*What you should do*:
Extract the full set of records that follows, word for word.

*Data rows*:

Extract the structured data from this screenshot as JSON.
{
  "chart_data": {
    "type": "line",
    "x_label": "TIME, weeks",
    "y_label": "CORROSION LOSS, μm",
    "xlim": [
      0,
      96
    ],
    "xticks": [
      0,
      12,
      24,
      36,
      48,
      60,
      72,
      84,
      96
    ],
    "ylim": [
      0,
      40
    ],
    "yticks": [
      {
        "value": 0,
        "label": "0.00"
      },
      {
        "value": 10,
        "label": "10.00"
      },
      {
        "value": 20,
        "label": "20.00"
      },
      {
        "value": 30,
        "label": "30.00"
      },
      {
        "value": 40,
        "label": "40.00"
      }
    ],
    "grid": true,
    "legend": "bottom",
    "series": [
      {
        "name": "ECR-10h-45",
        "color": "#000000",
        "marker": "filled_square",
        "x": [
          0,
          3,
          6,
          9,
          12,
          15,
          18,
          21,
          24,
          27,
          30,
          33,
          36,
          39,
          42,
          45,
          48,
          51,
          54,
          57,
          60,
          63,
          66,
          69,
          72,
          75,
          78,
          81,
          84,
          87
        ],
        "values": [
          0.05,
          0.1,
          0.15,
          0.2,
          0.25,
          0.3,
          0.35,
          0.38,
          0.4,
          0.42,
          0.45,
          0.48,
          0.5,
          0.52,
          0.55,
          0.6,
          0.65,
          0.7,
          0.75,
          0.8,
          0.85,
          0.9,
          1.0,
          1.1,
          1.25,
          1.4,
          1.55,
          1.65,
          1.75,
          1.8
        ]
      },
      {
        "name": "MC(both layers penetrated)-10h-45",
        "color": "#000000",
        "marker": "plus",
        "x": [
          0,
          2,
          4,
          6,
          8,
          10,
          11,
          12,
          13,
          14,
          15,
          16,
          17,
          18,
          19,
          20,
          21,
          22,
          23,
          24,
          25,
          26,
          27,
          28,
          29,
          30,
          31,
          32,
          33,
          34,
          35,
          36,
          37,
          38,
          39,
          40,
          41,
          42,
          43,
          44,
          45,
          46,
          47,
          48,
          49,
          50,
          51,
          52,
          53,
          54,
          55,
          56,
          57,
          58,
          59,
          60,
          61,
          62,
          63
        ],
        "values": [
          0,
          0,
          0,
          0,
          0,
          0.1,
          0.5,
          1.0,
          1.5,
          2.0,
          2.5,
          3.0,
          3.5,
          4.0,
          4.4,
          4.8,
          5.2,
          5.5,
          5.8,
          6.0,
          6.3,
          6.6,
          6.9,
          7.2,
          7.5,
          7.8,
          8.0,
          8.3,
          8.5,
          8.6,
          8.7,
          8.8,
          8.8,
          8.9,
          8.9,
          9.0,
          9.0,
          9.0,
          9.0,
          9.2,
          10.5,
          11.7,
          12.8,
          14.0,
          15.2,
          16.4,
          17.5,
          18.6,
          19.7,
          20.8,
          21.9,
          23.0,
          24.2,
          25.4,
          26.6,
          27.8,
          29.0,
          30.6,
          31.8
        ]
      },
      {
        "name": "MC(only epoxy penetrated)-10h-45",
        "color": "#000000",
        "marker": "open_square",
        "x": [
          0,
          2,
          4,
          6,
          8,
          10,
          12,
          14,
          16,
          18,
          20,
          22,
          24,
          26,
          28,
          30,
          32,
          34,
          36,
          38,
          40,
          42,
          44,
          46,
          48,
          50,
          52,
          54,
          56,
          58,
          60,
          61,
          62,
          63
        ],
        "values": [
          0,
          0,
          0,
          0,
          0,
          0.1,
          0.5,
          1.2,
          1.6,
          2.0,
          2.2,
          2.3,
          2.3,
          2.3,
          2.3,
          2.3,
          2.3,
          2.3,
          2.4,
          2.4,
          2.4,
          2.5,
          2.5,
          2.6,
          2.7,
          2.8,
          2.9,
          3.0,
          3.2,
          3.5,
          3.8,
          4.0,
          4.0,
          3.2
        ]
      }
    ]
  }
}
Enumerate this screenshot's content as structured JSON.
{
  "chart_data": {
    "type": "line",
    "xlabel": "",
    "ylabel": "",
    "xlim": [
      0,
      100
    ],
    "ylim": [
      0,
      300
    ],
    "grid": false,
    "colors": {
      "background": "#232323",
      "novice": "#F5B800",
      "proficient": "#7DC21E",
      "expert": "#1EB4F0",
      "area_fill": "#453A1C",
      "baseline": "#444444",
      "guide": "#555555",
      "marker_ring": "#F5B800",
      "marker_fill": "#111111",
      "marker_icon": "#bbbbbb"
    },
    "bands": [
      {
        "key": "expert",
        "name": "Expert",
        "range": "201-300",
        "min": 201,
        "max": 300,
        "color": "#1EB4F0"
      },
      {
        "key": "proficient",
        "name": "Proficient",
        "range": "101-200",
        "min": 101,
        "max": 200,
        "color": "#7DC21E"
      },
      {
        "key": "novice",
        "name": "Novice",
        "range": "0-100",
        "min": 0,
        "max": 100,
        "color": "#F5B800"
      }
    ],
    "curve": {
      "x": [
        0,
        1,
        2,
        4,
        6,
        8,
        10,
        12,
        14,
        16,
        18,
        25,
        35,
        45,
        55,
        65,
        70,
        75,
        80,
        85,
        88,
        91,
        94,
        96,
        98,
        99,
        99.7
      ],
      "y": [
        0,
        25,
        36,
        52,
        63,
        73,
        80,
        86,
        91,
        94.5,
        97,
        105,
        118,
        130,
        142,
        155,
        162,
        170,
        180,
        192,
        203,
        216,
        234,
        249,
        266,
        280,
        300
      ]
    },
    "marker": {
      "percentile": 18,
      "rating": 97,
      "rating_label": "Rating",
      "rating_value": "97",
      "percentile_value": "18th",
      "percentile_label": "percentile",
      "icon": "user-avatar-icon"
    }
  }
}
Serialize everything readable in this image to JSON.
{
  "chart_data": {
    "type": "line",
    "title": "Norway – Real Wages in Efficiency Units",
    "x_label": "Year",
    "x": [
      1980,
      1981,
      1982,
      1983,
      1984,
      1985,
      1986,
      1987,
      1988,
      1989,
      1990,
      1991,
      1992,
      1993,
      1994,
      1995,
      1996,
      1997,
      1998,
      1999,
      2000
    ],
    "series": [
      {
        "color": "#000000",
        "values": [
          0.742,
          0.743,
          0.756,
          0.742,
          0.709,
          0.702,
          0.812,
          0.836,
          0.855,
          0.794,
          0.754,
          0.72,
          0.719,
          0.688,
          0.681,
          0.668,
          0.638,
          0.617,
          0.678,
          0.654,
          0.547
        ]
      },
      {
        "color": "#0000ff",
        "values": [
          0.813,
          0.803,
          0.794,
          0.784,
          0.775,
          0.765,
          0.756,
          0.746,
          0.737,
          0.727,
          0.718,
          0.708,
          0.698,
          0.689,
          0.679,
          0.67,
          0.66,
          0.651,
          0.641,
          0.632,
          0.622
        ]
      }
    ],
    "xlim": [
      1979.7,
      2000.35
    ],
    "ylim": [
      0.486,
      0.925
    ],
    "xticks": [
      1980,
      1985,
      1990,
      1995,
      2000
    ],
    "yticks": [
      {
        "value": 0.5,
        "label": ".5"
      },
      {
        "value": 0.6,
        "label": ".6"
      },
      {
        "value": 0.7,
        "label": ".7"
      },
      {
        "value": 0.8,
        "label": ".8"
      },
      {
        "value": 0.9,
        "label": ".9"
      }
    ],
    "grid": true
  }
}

*Solved exercise*:
Extract the structured data from this screenshot as JSON.
{
  "chart_data": {
    "type": "line",
    "x_label": "TIME, weeks",
    "y_label": "CORROSION LOSS, μm",
    "xlim": [
      0,
      96
    ],
    "xticks": [
      0,
      12,
      24,
      36,
      48,
      60,
      72,
      84,
      96
    ],
    "ylim": [
      0,
      40
    ],
    "yticks": [
      {
        "value": 0,
        "label": "0.00"
      },
      {
        "value": 10,
        "label": "10.00"
      },
      {
        "value": 20,
        "label": "20.00"
      },
      {
        "value": 30,
        "label": "30.00"
      },
      {
        "value": 40,
        "label": "40.00"
      }
    ],
    "grid": true,
    "legend": "bottom",
    "series": [
      {
        "name": "ECR-10h-45",
        "color": "#000000",
        "marker": "filled_square",
        "x": [
          0,
          3,
          6,
          9,
          12,
          15,
          18,
          21,
          24,
          27,
          30,
          33,
          36,
          39,
          42,
          45,
          48,
          51,
          54,
          57,
          60,
          63,
          66,
          69,
          72,
          75,
          78,
          81,
          84,
          87
        ],
        "values": [
          0.05,
          0.1,
          0.15,
          0.2,
          0.25,
          0.3,
          0.35,
          0.38,
          0.4,
          0.42,
          0.45,
          0.48,
          0.5,
          0.52,
          0.55,
          0.6,
          0.65,
          0.7,
          0.75,
          0.8,
          0.85,
          0.9,
          1.0,
          1.1,
          1.25,
          1.4,
          1.55,
          1.65,
          1.75,
          1.8
        ]
      },
      {
        "name": "MC(both layers penetrated)-10h-45",
        "color": "#000000",
        "marker": "plus",
        "x": [
          0,
          2,
          4,
          6,
          8,
          10,
          11,
          12,
          13,
          14,
          15,
          16,
          17,
          18,
          19,
          20,
          21,
          22,
          23,
          24,
          25,
          26,
          27,
          28,
          29,
          30,
          31,
          32,
          33,
          34,
          35,
          36,
          37,
          38,
          39,
          40,
          41,
          42,
          43,
          44,
          45,
          46,
          47,
          48,
          49,
          50,
          51,
          52,
          53,
          54,
          55,
          56,
          57,
          58,
          59,
          60,
          61,
          62,
          63
        ],
        "values": [
          0,
          0,
          0,
          0,
          0,
          0.1,
          0.5,
          1.0,
          1.5,
          2.0,
          2.5,
          3.0,
          3.5,
          4.0,
          4.4,
          4.8,
          5.2,
          5.5,
          5.8,
          6.0,
          6.3,
          6.6,
          6.9,
          7.2,
          7.5,
          7.8,
          8.0,
          8.3,
          8.5,
          8.6,
          8.7,
          8.8,
          8.8,
          8.9,
          8.9,
          9.0,
          9.0,
          9.0,
          9.0,
          9.2,
          10.5,
          11.7,
          12.8,
          14.0,
          15.2,
          16.4,
          17.5,
          18.6,
          19.7,
          20.8,
          21.9,
          23.0,
          24.2,
          25.4,
          26.6,
          27.8,
          29.0,
          30.6,
          31.8
        ]
      },
      {
        "name": "MC(only epoxy penetrated)-10h-45",
        "color": "#000000",
        "marker": "open_square",
        "x": [
          0,
          2,
          4,
          6,
          8,
          10,
          12,
          14,
          16,
          18,
          20,
          22,
          24,
          26,
          28,
          30,
          32,
          34,
          36,
          38,
          40,
          42,
          44,
          46,
          48,
          50,
          52,
          54,
          56,
          58,
          60,
          61,
          62,
          63
        ],
        "values": [
          0,
          0,
          0,
          0,
          0,
          0.1,
          0.5,
          1.2,
          1.6,
          2.0,
          2.2,
          2.3,
          2.3,
          2.3,
          2.3,
          2.3,
          2.3,
          2.3,
          2.4,
          2.4,
          2.4,
          2.5,
          2.5,
          2.6,
          2.7,
          2.8,
          2.9,
          3.0,
          3.2,
          3.5,
          3.8,
          4.0,
          4.0,
          3.2
        ]
      }
    ]
  }
}
Enumerate this screenshot's content as structured JSON.
{
  "chart_data": {
    "type": "line",
    "xlabel": "",
    "ylabel": "",
    "xlim": [
      0,
      100
    ],
    "ylim": [
      0,
      300
    ],
    "grid": false,
    "colors": {
      "background": "#232323",
      "novice": "#F5B800",
      "proficient": "#7DC21E",
      "expert": "#1EB4F0",
      "area_fill": "#453A1C",
      "baseline": "#444444",
      "guide": "#555555",
      "marker_ring": "#F5B800",
      "marker_fill": "#111111",
      "marker_icon": "#bbbbbb"
    },
    "bands": [
      {
        "key": "expert",
        "name": "Expert",
        "range": "201-300",
        "min": 201,
        "max": 300,
        "color": "#1EB4F0"
      },
      {
        "key": "proficient",
        "name": "Proficient",
        "range": "101-200",
        "min": 101,
        "max": 200,
        "color": "#7DC21E"
      },
      {
        "key": "novice",
        "name": "Novice",
        "range": "0-100",
        "min": 0,
        "max": 100,
        "color": "#F5B800"
      }
    ],
    "curve": {
      "x": [
        0,
        1,
        2,
        4,
        6,
        8,
        10,
        12,
        14,
        16,
        18,
        25,
        35,
        45,
        55,
        65,
        70,
        75,
        80,
        85,
        88,
        91,
        94,
        96,
        98,
        99,
        99.7
      ],
      "y": [
        0,
        25,
        36,
        52,
        63,
        73,
        80,
        86,
        91,
        94.5,
        97,
        105,
        118,
        130,
        142,
        155,
        162,
        170,
        180,
        192,
        203,
        216,
        234,
        249,
        266,
        280,
        300
      ]
    },
    "marker": {
      "percentile": 18,
      "rating": 97,
      "rating_label": "Rating",
      "rating_value": "97",
      "percentile_value": "18th",
      "percentile_label": "percentile",
      "icon": "user-avatar-icon"
    }
  }
}
Serialize everything readable in this image to JSON.
{
  "chart_data": {
    "type": "line",
    "title": "Norway – Real Wages in Efficiency Units",
    "x_label": "Year",
    "x": [
      1980,
      1981,
      1982,
      1983,
      1984,
      1985,
      1986,
      1987,
      1988,
      1989,
      1990,
      1991,
      1992,
      1993,
      1994,
      1995,
      1996,
      1997,
      1998,
      1999,
      2000
    ],
    "series": [
      {
        "color": "#000000",
        "values": [
          0.742,
          0.743,
          0.756,
          0.742,
          0.709,
          0.702,
          0.812,
          0.836,
          0.855,
          0.794,
          0.754,
          0.72,
          0.719,
          0.688,
          0.681,
          0.668,
          0.638,
          0.617,
          0.678,
          0.654,
          0.547
        ]
      },
      {
        "color": "#0000ff",
        "values": [
          0.813,
          0.803,
          0.794,
          0.784,
          0.775,
          0.765,
          0.756,
          0.746,
          0.737,
          0.727,
          0.718,
          0.708,
          0.698,
          0.689,
          0.679,
          0.67,
          0.66,
          0.651,
          0.641,
          0.632,
          0.622
        ]
      }
    ],
    "xlim": [
      1979.7,
      2000.35
    ],
    "ylim": [
      0.486,
      0.925
    ],
    "xticks": [
      1980,
      1985,
      1990,
      1995,
      2000
    ],
    "yticks": [
      {
        "value": 0.5,
        "label": ".5"
      },
      {
        "value": 0.6,
        "label": ".6"
      },
      {
        "value": 0.7,
        "label": ".7"
      },
      {
        "value": 0.8,
        "label": ".8"
      },
      {
        "value": 0.9,
        "label": ".9"
      }
    ],
    "grid": true
  }
}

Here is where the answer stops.